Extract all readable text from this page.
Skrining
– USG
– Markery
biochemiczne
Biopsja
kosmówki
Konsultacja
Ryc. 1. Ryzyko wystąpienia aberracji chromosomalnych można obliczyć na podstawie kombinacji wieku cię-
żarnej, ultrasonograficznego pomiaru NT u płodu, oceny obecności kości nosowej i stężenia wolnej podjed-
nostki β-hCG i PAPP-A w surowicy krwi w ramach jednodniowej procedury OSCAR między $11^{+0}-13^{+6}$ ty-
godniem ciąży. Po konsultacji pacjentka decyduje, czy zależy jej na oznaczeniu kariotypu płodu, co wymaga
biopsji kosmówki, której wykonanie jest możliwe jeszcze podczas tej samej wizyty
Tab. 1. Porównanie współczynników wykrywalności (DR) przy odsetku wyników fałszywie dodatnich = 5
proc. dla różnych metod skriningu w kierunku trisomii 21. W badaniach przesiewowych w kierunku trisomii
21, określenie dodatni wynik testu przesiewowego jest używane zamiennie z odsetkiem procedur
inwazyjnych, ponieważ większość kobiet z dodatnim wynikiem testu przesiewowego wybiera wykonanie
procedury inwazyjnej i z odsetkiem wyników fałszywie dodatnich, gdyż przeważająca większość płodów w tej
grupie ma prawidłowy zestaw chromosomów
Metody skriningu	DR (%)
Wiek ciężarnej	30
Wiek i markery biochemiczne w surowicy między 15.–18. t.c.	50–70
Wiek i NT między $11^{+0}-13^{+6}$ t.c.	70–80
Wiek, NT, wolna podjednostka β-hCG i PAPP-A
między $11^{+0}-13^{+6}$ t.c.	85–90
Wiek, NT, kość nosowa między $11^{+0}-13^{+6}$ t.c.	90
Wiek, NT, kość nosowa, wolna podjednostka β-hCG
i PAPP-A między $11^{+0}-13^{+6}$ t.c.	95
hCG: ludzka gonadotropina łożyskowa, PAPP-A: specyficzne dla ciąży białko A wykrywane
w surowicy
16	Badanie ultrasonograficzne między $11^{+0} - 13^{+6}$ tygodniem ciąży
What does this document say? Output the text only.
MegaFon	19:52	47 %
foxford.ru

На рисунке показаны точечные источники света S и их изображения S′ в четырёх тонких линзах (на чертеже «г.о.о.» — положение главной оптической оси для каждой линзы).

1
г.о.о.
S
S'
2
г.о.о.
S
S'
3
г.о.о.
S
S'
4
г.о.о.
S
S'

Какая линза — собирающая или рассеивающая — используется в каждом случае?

...

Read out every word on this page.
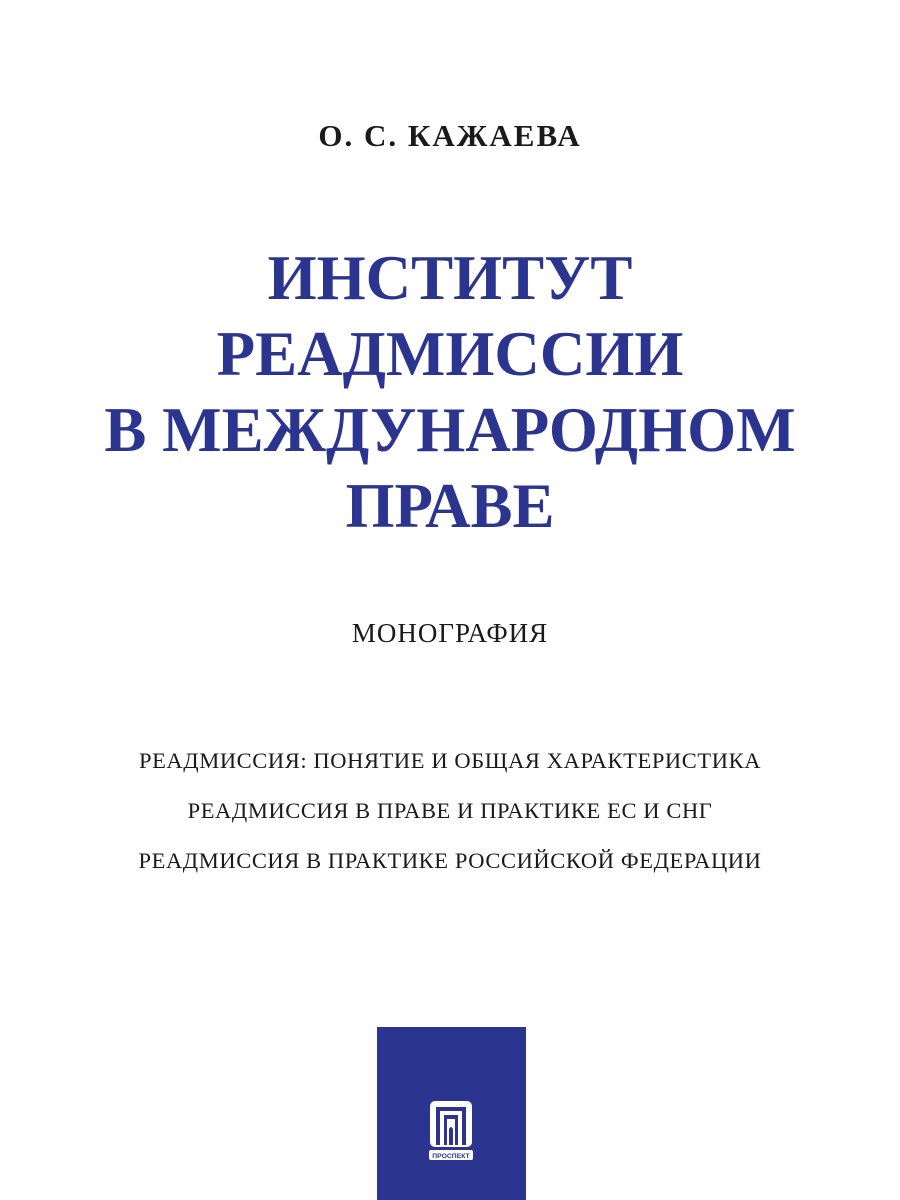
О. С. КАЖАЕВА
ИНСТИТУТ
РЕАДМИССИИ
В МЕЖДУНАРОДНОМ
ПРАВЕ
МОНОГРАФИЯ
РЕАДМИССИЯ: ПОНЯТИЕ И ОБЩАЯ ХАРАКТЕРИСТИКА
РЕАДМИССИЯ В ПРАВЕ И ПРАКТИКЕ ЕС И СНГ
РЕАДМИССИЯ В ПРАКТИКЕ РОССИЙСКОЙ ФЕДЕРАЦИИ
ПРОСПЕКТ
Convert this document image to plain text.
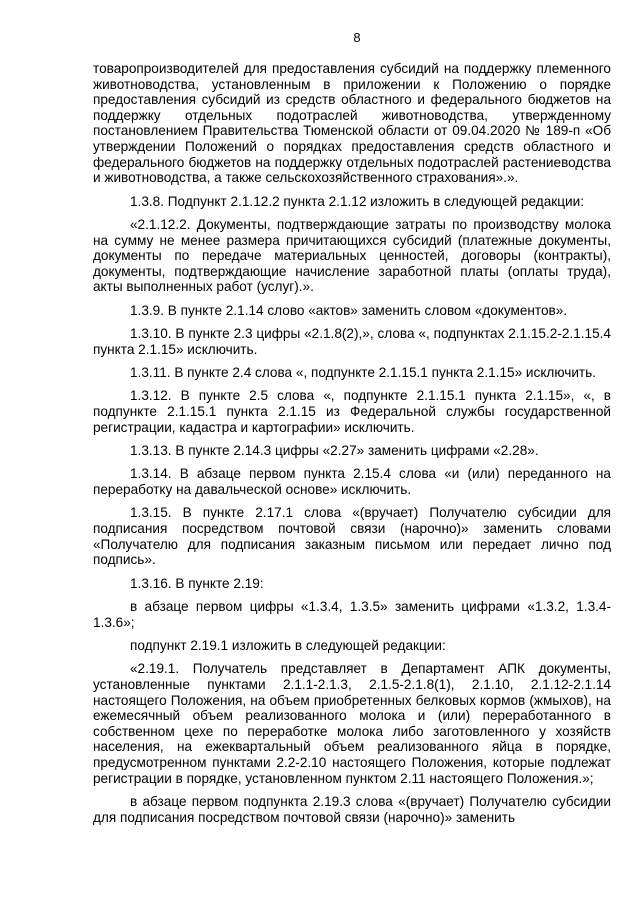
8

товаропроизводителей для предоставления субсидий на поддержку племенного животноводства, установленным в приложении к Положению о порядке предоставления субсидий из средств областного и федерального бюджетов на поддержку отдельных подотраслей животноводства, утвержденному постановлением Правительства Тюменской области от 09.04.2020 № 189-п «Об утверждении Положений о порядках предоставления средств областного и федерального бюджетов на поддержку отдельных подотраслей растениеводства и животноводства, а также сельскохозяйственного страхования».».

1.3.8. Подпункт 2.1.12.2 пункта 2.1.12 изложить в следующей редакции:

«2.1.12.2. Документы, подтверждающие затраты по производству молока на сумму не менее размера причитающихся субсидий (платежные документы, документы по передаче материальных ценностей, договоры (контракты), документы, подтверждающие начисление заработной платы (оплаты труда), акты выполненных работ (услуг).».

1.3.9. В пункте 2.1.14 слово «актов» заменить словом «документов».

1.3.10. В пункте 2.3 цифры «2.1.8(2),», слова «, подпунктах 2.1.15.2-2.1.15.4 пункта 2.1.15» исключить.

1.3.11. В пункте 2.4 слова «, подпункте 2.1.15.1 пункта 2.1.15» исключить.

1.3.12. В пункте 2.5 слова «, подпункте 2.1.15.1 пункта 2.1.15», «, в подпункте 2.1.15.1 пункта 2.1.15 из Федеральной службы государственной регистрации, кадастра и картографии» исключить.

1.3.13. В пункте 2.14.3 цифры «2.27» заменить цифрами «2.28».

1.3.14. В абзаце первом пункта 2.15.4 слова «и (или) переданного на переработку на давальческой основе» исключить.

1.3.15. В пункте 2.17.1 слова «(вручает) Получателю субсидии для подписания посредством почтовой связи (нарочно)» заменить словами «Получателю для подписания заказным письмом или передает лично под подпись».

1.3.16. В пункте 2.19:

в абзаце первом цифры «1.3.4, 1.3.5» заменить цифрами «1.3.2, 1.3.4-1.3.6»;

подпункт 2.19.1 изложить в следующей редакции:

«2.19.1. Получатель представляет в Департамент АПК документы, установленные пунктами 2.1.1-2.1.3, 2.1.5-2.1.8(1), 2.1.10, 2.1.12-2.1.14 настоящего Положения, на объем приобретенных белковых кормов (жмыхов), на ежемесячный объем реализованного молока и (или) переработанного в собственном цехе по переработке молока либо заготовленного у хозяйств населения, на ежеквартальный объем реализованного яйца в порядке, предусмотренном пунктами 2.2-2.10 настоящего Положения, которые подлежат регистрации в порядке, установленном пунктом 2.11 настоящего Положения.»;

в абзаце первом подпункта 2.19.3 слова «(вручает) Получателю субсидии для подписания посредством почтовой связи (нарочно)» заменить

**TASK OBJECTIVE**. Wherever the string "цифрами" appears in the entries above, list that line.

**WORKED SOLUTION**.
1.3.13. В пункте 2.14.3 цифры «2.27» заменить цифрами «2.28».
в абзаце первом цифры «1.3.4, 1.3.5» заменить цифрами «1.3.2, 1.3.4-1.3.6»;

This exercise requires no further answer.